(Aim): Using the listing below, copy every line that mentions "JSON".
○ ○ ○
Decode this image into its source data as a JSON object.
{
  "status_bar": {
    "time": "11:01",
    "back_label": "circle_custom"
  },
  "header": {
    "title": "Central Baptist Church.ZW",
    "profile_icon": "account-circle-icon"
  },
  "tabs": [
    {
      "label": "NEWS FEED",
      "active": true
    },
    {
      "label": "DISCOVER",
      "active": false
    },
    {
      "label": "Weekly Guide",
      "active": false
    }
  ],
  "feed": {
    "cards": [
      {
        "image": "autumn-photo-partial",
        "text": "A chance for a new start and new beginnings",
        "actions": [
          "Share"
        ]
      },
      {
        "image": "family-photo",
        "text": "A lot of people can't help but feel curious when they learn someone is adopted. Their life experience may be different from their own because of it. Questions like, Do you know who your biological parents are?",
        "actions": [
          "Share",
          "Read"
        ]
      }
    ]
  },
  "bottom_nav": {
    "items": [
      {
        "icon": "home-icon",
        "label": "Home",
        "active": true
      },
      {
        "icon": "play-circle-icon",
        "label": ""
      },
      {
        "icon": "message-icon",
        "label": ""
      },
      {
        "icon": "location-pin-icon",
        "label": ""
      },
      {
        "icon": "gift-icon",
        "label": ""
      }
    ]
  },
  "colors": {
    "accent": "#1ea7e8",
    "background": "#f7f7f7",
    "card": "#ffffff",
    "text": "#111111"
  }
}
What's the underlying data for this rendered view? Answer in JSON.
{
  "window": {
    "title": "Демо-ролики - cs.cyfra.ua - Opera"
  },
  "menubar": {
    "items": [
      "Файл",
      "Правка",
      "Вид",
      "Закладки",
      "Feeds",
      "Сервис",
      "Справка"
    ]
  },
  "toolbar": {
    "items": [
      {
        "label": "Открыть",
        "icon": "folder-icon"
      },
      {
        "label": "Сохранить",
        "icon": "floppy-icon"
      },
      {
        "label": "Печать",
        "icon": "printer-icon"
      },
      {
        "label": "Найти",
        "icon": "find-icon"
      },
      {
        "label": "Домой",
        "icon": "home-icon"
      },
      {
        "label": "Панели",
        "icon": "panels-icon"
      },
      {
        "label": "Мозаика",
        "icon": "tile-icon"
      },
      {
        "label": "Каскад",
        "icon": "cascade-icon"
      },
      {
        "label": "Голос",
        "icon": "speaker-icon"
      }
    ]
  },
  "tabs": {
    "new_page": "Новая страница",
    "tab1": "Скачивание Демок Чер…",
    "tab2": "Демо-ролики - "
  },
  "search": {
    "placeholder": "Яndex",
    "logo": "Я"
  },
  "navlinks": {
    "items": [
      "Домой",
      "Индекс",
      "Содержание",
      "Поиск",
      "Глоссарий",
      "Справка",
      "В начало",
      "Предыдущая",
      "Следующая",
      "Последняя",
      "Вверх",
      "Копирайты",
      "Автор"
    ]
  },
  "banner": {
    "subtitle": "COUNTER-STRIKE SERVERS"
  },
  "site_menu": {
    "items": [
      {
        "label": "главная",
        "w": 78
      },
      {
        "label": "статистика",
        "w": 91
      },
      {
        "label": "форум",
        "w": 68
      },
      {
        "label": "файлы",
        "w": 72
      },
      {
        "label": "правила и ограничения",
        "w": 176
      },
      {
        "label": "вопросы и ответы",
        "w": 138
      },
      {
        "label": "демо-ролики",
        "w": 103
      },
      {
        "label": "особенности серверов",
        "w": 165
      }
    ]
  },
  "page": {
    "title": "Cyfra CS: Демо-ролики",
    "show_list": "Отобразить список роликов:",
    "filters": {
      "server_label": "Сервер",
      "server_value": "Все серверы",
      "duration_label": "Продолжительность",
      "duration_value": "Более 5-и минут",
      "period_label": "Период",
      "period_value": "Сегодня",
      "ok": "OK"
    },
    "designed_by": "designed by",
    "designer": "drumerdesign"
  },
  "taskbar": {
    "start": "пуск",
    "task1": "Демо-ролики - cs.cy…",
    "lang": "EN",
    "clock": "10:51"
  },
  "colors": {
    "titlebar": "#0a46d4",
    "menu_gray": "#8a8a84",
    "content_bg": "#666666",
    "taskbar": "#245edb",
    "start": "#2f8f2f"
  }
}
○ ○ ○
(Complete answer):
Decode this image into its source data as a JSON object.
What's the underlying data for this rendered view? Answer in JSON.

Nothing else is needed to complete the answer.